Exercise brief
Write out the full set of records exactly. Any pictures in them do not belong in the copy.

Dataset records
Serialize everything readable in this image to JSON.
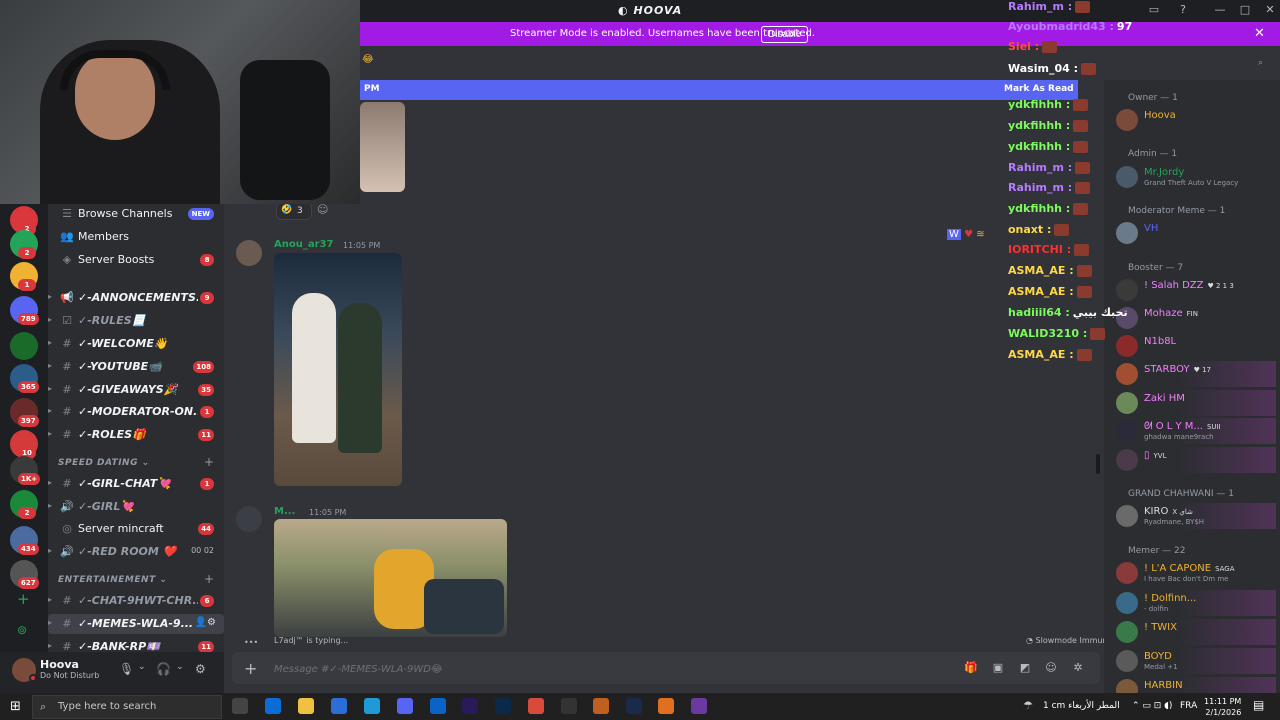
{
  "app": {
    "title": "HOOVA"
  },
  "banner": {
    "text": "Streamer Mode is enabled. Usernames have been truncated.",
    "button": "Disable"
  },
  "unread": {
    "time": "PM",
    "mark_read": "Mark As Read"
  },
  "channels": [
    {
      "name": "Browse Channels",
      "glyph": "☰",
      "badge": "NEW",
      "plain": true
    },
    {
      "name": "Members",
      "glyph": "👥",
      "plain": true
    },
    {
      "name": "Server Boosts",
      "glyph": "◈",
      "badge": "8",
      "plain": true
    },
    {
      "name": "✓-ANNONCEMENTS...",
      "glyph": "📢",
      "badge": "9"
    },
    {
      "name": "✓-RULES📃",
      "glyph": "☑",
      "dim": true
    },
    {
      "name": "✓-WELCOME👋",
      "glyph": "#"
    },
    {
      "name": "✓-YOUTUBE📹",
      "glyph": "#",
      "badge": "108"
    },
    {
      "name": "✓-GIVEAWAYS🎉",
      "glyph": "#",
      "badge": "35"
    },
    {
      "name": "✓-MODERATOR-ON...",
      "glyph": "#",
      "badge": "1"
    },
    {
      "name": "✓-ROLES🎁",
      "glyph": "#",
      "badge": "11"
    },
    {
      "name": "✓-GIRL-CHAT💘",
      "glyph": "#",
      "badge": "1"
    },
    {
      "name": "✓-GIRL💘",
      "glyph": "🔊",
      "dim": true
    },
    {
      "name": "Server mincraft",
      "glyph": "◎",
      "badge": "44",
      "plain": true
    },
    {
      "name": "✓-RED ROOM ❤️",
      "glyph": "🔊",
      "dim": true,
      "extra": "00  02"
    },
    {
      "name": "✓-CHAT-9HWT-CHR...",
      "glyph": "#",
      "badge": "6",
      "dim": true
    },
    {
      "name": "✓-MEMES-WLA-9...",
      "glyph": "#"
    },
    {
      "name": "✓-BANK-RP💷",
      "glyph": "#",
      "badge": "11"
    }
  ],
  "categories": {
    "speed_dating": "SPEED DATING",
    "entertainement": "ENTERTAINEMENT"
  },
  "rail_badges": [
    "2",
    "2",
    "1",
    "789",
    "365",
    "397",
    "10",
    "1K+",
    "2",
    "434",
    "627"
  ],
  "user": {
    "name": "Hoova",
    "status": "Do Not Disturb"
  },
  "chat": {
    "reaction_count": "3",
    "msg1": {
      "author": "Anou_ar37",
      "time": "11:05 PM"
    },
    "msg2": {
      "author": "M...",
      "time": "11:05 PM"
    },
    "typing": "L7adj™ is typing...",
    "slowmode": "Slowmode Immune",
    "composer_placeholder": "Message #✓-MEMES-WLA-9WD😂"
  },
  "stream_chat": [
    {
      "user": "Rahim_m :",
      "color": "#b57bff",
      "emote": true
    },
    {
      "user": "Ayoubmadrid43 :",
      "color": "#b57bff",
      "text": "97"
    },
    {
      "user": "Siel :",
      "color": "#ff4a4a",
      "emote": true
    },
    {
      "user": "Wasim_04 :",
      "color": "#ffffff",
      "emote": true
    },
    {
      "user": "",
      "color": "#ffffff",
      "emote": false
    },
    {
      "user": "ydkfihhh :",
      "color": "#7cfc5c",
      "emote": true
    },
    {
      "user": "ydkfihhh :",
      "color": "#7cfc5c",
      "emote": true
    },
    {
      "user": "ydkfihhh :",
      "color": "#7cfc5c",
      "emote": true
    },
    {
      "user": "Rahim_m :",
      "color": "#b57bff",
      "emote": true
    },
    {
      "user": "Rahim_m :",
      "color": "#b57bff",
      "emote": true
    },
    {
      "user": "ydkfihhh :",
      "color": "#7cfc5c",
      "emote": true
    },
    {
      "user": "onaxt :",
      "color": "#ffd84a",
      "emote": true
    },
    {
      "user": "IORITCHI :",
      "color": "#ff3030",
      "emote": true
    },
    {
      "user": "ASMA_AE :",
      "color": "#ffd84a",
      "emote": true
    },
    {
      "user": "ASMA_AE :",
      "color": "#ffd84a",
      "emote": true
    },
    {
      "user": "hadiiil64 :",
      "color": "#7cfc5c",
      "text": "تحبك بيبي"
    },
    {
      "user": "WALID3210 :",
      "color": "#7cfc5c",
      "emote": true
    },
    {
      "user": "ASMA_AE :",
      "color": "#ffd84a",
      "emote": true
    }
  ],
  "members": {
    "roles": [
      "Owner — 1",
      "Admin — 1",
      "Moderator Meme — 1",
      "Booster — 7",
      "GRAND CHAHWANI — 1",
      "Memer — 22"
    ],
    "list": [
      {
        "name": "Hoova",
        "color": "#f0b232"
      },
      {
        "name": "Mr.Jordy",
        "color": "#23a559",
        "sub": "Grand Theft Auto V Legacy"
      },
      {
        "name": "VH",
        "color": "#5865f2"
      },
      {
        "name": "! Salah DZZ",
        "color": "#f47fff",
        "tag": "♥ 2 1 3"
      },
      {
        "name": "Mohaze",
        "color": "#f47fff",
        "tag": "FIN"
      },
      {
        "name": "N1b8L",
        "color": "#f47fff"
      },
      {
        "name": "STARBOY",
        "color": "#f47fff",
        "tag": "♥ 17"
      },
      {
        "name": "Zaki HM",
        "color": "#f47fff"
      },
      {
        "name": "ᘛ O L Y M...",
        "color": "#f47fff",
        "tag": "SUII",
        "sub": "ghadwa mane9rach"
      },
      {
        "name": "▯",
        "color": "#f47fff",
        "tag": "YVL"
      },
      {
        "name": "KIRO",
        "color": "#dbdee1",
        "tag": "X شاي",
        "sub": "Ryadmane, BY$H"
      },
      {
        "name": "! L'A CAPONE",
        "color": "#f0b232",
        "tag": "SAGA",
        "sub": "I have Bac don't Dm me"
      },
      {
        "name": "! Dolfinn...",
        "color": "#f0b232",
        "sub": "- dolfin"
      },
      {
        "name": "! TWIX",
        "color": "#f0b232"
      },
      {
        "name": "BOYD",
        "color": "#f0b232",
        "sub": "Medal +1"
      },
      {
        "name": "HARBIN",
        "color": "#f0b232"
      }
    ]
  },
  "taskbar": {
    "search": "Type here to search",
    "weather": "1 cm  المطر الأربعاء",
    "time": "11:11 PM",
    "date": "2/1/2026",
    "lang": "FRA"
  }
}
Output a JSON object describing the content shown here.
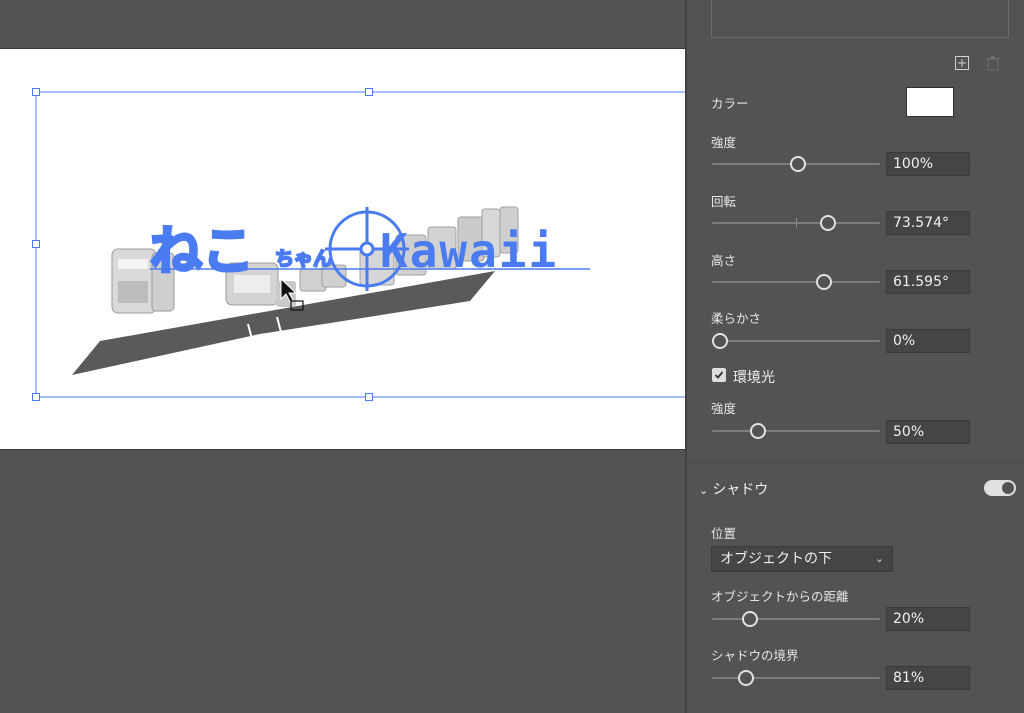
{
  "artwork": {
    "text_main": "ねこ",
    "text_small": "ちゃん",
    "text_latin": "Kawaii",
    "accent_color": "#4a7bf0"
  },
  "panel": {
    "color_label": "カラー",
    "color_value": "#ffffff",
    "intensity_label": "強度",
    "intensity_value": "100%",
    "intensity_level": 0.5,
    "rotation_label": "回転",
    "rotation_value": "73.574°",
    "height_label": "高さ",
    "height_value": "61.595°",
    "softness_label": "柔らかさ",
    "softness_value": "0%",
    "ambient_label": "環境光",
    "ambient_checked": true,
    "ambient_intensity_label": "強度",
    "ambient_intensity_value": "50%",
    "shadow_section": "シャドウ",
    "shadow_enabled": true,
    "position_label": "位置",
    "position_value": "オブジェクトの下",
    "distance_label": "オブジェクトからの距離",
    "distance_value": "20%",
    "boundary_label": "シャドウの境界",
    "boundary_value": "81%"
  }
}
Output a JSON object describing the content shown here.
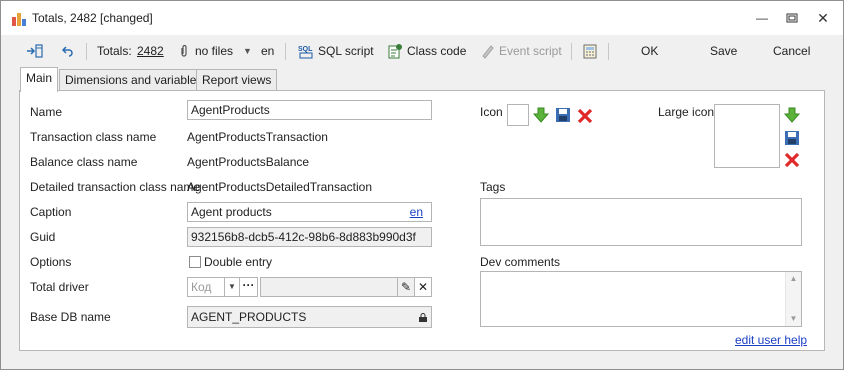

Exercise output
Serialize everything readable in this image to JSON.
{
  "app": {
    "title": "HOOVA"
  },
  "banner": {
    "text": "Streamer Mode is enabled. Usernames have been truncated.",
    "button": "Disable"
  },
  "unread": {
    "time": "PM",
    "mark_read": "Mark As Read"
  },
  "channels": [
    {
      "name": "Browse Channels",
      "glyph": "☰",
      "badge": "NEW",
      "plain": true
    },
    {
      "name": "Members",
      "glyph": "👥",
      "plain": true
    },
    {
      "name": "Server Boosts",
      "glyph": "◈",
      "badge": "8",
      "plain": true
    },
    {
      "name": "✓-ANNONCEMENTS...",
      "glyph": "📢",
      "badge": "9"
    },
    {
      "name": "✓-RULES📃",
      "glyph": "☑",
      "dim": true
    },
    {
      "name": "✓-WELCOME👋",
      "glyph": "#"
    },
    {
      "name": "✓-YOUTUBE📹",
      "glyph": "#",
      "badge": "108"
    },
    {
      "name": "✓-GIVEAWAYS🎉",
      "glyph": "#",
      "badge": "35"
    },
    {
      "name": "✓-MODERATOR-ON...",
      "glyph": "#",
      "badge": "1"
    },
    {
      "name": "✓-ROLES🎁",
      "glyph": "#",
      "badge": "11"
    },
    {
      "name": "✓-GIRL-CHAT💘",
      "glyph": "#",
      "badge": "1"
    },
    {
      "name": "✓-GIRL💘",
      "glyph": "🔊",
      "dim": true
    },
    {
      "name": "Server mincraft",
      "glyph": "◎",
      "badge": "44",
      "plain": true
    },
    {
      "name": "✓-RED ROOM ❤️",
      "glyph": "🔊",
      "dim": true,
      "extra": "00  02"
    },
    {
      "name": "✓-CHAT-9HWT-CHR...",
      "glyph": "#",
      "badge": "6",
      "dim": true
    },
    {
      "name": "✓-MEMES-WLA-9...",
      "glyph": "#"
    },
    {
      "name": "✓-BANK-RP💷",
      "glyph": "#",
      "badge": "11"
    }
  ],
  "categories": {
    "speed_dating": "SPEED DATING",
    "entertainement": "ENTERTAINEMENT"
  },
  "rail_badges": [
    "2",
    "2",
    "1",
    "789",
    "365",
    "397",
    "10",
    "1K+",
    "2",
    "434",
    "627"
  ],
  "user": {
    "name": "Hoova",
    "status": "Do Not Disturb"
  },
  "chat": {
    "reaction_count": "3",
    "msg1": {
      "author": "Anou_ar37",
      "time": "11:05 PM"
    },
    "msg2": {
      "author": "M...",
      "time": "11:05 PM"
    },
    "typing": "L7adj™ is typing...",
    "slowmode": "Slowmode Immune",
    "composer_placeholder": "Message #✓-MEMES-WLA-9WD😂"
  },
  "stream_chat": [
    {
      "user": "Rahim_m :",
      "color": "#b57bff",
      "emote": true
    },
    {
      "user": "Ayoubmadrid43 :",
      "color": "#b57bff",
      "text": "97"
    },
    {
      "user": "Siel :",
      "color": "#ff4a4a",
      "emote": true
    },
    {
      "user": "Wasim_04 :",
      "color": "#ffffff",
      "emote": true
    },
    {
      "user": "",
      "color": "#ffffff",
      "emote": false
    },
    {
      "user": "ydkfihhh :",
      "color": "#7cfc5c",
      "emote": true
    },
    {
      "user": "ydkfihhh :",
      "color": "#7cfc5c",
      "emote": true
    },
    {
      "user": "ydkfihhh :",
      "color": "#7cfc5c",
      "emote": true
    },
    {
      "user": "Rahim_m :",
      "color": "#b57bff",
      "emote": true
    },
    {
      "user": "Rahim_m :",
      "color": "#b57bff",
      "emote": true
    },
    {
      "user": "ydkfihhh :",
      "color": "#7cfc5c",
      "emote": true
    },
    {
      "user": "onaxt :",
      "color": "#ffd84a",
      "emote": true
    },
    {
      "user": "IORITCHI :",
      "color": "#ff3030",
      "emote": true
    },
    {
      "user": "ASMA_AE :",
      "color": "#ffd84a",
      "emote": true
    },
    {
      "user": "ASMA_AE :",
      "color": "#ffd84a",
      "emote": true
    },
    {
      "user": "hadiiil64 :",
      "color": "#7cfc5c",
      "text": "تحبك بيبي"
    },
    {
      "user": "WALID3210 :",
      "color": "#7cfc5c",
      "emote": true
    },
    {
      "user": "ASMA_AE :",
      "color": "#ffd84a",
      "emote": true
    }
  ],
  "members": {
    "roles": [
      "Owner — 1",
      "Admin — 1",
      "Moderator Meme — 1",
      "Booster — 7",
      "GRAND CHAHWANI — 1",
      "Memer — 22"
    ],
    "list": [
      {
        "name": "Hoova",
        "color": "#f0b232"
      },
      {
        "name": "Mr.Jordy",
        "color": "#23a559",
        "sub": "Grand Theft Auto V Legacy"
      },
      {
        "name": "VH",
        "color": "#5865f2"
      },
      {
        "name": "! Salah DZZ",
        "color": "#f47fff",
        "tag": "♥ 2 1 3"
      },
      {
        "name": "Mohaze",
        "color": "#f47fff",
        "tag": "FIN"
      },
      {
        "name": "N1b8L",
        "color": "#f47fff"
      },
      {
        "name": "STARBOY",
        "color": "#f47fff",
        "tag": "♥ 17"
      },
      {
        "name": "Zaki HM",
        "color": "#f47fff"
      },
      {
        "name": "ᘛ O L Y M...",
        "color": "#f47fff",
        "tag": "SUII",
        "sub": "ghadwa mane9rach"
      },
      {
        "name": "▯",
        "color": "#f47fff",
        "tag": "YVL"
      },
      {
        "name": "KIRO",
        "color": "#dbdee1",
        "tag": "X شاي",
        "sub": "Ryadmane, BY$H"
      },
      {
        "name": "! L'A CAPONE",
        "color": "#f0b232",
        "tag": "SAGA",
        "sub": "I have Bac don't Dm me"
      },
      {
        "name": "! Dolfinn...",
        "color": "#f0b232",
        "sub": "- dolfin"
      },
      {
        "name": "! TWIX",
        "color": "#f0b232"
      },
      {
        "name": "BOYD",
        "color": "#f0b232",
        "sub": "Medal +1"
      },
      {
        "name": "HARBIN",
        "color": "#f0b232"
      }
    ]
  },
  "taskbar": {
    "search": "Type here to search",
    "weather": "1 cm  المطر الأربعاء",
    "time": "11:11 PM",
    "date": "2/1/2026",
    "lang": "FRA"
  }
}
Output a JSON object describing the content shown here.
{
  "artwork": {
    "text_main": "ねこ",
    "text_small": "ちゃん",
    "text_latin": "Kawaii",
    "accent_color": "#4a7bf0"
  },
  "panel": {
    "color_label": "カラー",
    "color_value": "#ffffff",
    "intensity_label": "強度",
    "intensity_value": "100%",
    "intensity_level": 0.5,
    "rotation_label": "回転",
    "rotation_value": "73.574°",
    "height_label": "高さ",
    "height_value": "61.595°",
    "softness_label": "柔らかさ",
    "softness_value": "0%",
    "ambient_label": "環境光",
    "ambient_checked": true,
    "ambient_intensity_label": "強度",
    "ambient_intensity_value": "50%",
    "shadow_section": "シャドウ",
    "shadow_enabled": true,
    "position_label": "位置",
    "position_value": "オブジェクトの下",
    "distance_label": "オブジェクトからの距離",
    "distance_value": "20%",
    "boundary_label": "シャドウの境界",
    "boundary_value": "81%"
  }
}
Output a JSON object describing the content shown here.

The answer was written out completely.